● Instructions to follow:
Give every line of the material again, exactly as written.

● Records for the task:
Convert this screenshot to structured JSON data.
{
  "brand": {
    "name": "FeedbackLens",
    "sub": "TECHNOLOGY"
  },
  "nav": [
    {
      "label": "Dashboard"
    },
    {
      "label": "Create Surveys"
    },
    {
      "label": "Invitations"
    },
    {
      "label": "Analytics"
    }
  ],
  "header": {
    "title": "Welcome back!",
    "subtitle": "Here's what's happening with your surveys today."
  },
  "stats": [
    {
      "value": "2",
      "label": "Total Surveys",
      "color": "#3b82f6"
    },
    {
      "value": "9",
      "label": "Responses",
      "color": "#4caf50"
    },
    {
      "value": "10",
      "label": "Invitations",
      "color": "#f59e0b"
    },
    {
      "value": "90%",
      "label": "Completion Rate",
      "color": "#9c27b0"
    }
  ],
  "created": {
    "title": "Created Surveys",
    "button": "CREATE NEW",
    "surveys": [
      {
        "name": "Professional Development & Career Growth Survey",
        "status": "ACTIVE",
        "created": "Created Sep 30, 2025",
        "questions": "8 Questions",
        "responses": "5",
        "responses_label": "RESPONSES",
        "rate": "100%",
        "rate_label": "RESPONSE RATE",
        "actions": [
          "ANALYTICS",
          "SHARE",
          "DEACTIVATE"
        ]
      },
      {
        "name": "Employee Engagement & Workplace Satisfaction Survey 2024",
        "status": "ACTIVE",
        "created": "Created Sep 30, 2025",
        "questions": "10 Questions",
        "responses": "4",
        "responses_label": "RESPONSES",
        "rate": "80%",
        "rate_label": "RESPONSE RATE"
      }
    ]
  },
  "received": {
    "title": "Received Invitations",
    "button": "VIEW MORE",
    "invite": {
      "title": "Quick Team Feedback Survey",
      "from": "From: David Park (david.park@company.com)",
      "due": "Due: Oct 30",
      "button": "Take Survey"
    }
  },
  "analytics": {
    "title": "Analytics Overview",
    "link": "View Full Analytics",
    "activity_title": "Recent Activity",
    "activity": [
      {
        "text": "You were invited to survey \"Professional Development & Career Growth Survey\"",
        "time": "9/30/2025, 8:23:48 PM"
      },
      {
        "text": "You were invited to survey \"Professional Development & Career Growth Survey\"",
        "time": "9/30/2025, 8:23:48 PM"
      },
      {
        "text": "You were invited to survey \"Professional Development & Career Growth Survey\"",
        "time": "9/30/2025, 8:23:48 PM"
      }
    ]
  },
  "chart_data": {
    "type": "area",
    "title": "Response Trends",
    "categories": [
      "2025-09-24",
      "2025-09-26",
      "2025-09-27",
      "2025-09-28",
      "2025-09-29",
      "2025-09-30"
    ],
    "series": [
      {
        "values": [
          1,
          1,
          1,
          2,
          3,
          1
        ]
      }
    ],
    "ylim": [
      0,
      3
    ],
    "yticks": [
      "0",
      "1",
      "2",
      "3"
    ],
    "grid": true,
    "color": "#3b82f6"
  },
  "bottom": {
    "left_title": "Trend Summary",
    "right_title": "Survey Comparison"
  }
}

● Complete response:
Convert this screenshot to structured JSON data.
{
  "brand": {
    "name": "FeedbackLens",
    "sub": "TECHNOLOGY"
  },
  "nav": [
    {
      "label": "Dashboard"
    },
    {
      "label": "Create Surveys"
    },
    {
      "label": "Invitations"
    },
    {
      "label": "Analytics"
    }
  ],
  "header": {
    "title": "Welcome back!",
    "subtitle": "Here's what's happening with your surveys today."
  },
  "stats": [
    {
      "value": "2",
      "label": "Total Surveys",
      "color": "#3b82f6"
    },
    {
      "value": "9",
      "label": "Responses",
      "color": "#4caf50"
    },
    {
      "value": "10",
      "label": "Invitations",
      "color": "#f59e0b"
    },
    {
      "value": "90%",
      "label": "Completion Rate",
      "color": "#9c27b0"
    }
  ],
  "created": {
    "title": "Created Surveys",
    "button": "CREATE NEW",
    "surveys": [
      {
        "name": "Professional Development & Career Growth Survey",
        "status": "ACTIVE",
        "created": "Created Sep 30, 2025",
        "questions": "8 Questions",
        "responses": "5",
        "responses_label": "RESPONSES",
        "rate": "100%",
        "rate_label": "RESPONSE RATE",
        "actions": [
          "ANALYTICS",
          "SHARE",
          "DEACTIVATE"
        ]
      },
      {
        "name": "Employee Engagement & Workplace Satisfaction Survey 2024",
        "status": "ACTIVE",
        "created": "Created Sep 30, 2025",
        "questions": "10 Questions",
        "responses": "4",
        "responses_label": "RESPONSES",
        "rate": "80%",
        "rate_label": "RESPONSE RATE"
      }
    ]
  },
  "received": {
    "title": "Received Invitations",
    "button": "VIEW MORE",
    "invite": {
      "title": "Quick Team Feedback Survey",
      "from": "From: David Park (david.park@company.com)",
      "due": "Due: Oct 30",
      "button": "Take Survey"
    }
  },
  "analytics": {
    "title": "Analytics Overview",
    "link": "View Full Analytics",
    "activity_title": "Recent Activity",
    "activity": [
      {
        "text": "You were invited to survey \"Professional Development & Career Growth Survey\"",
        "time": "9/30/2025, 8:23:48 PM"
      },
      {
        "text": "You were invited to survey \"Professional Development & Career Growth Survey\"",
        "time": "9/30/2025, 8:23:48 PM"
      },
      {
        "text": "You were invited to survey \"Professional Development & Career Growth Survey\"",
        "time": "9/30/2025, 8:23:48 PM"
      }
    ]
  },
  "chart_data": {
    "type": "area",
    "title": "Response Trends",
    "categories": [
      "2025-09-24",
      "2025-09-26",
      "2025-09-27",
      "2025-09-28",
      "2025-09-29",
      "2025-09-30"
    ],
    "series": [
      {
        "values": [
          1,
          1,
          1,
          2,
          3,
          1
        ]
      }
    ],
    "ylim": [
      0,
      3
    ],
    "yticks": [
      "0",
      "1",
      "2",
      "3"
    ],
    "grid": true,
    "color": "#3b82f6"
  },
  "bottom": {
    "left_title": "Trend Summary",
    "right_title": "Survey Comparison"
  }
}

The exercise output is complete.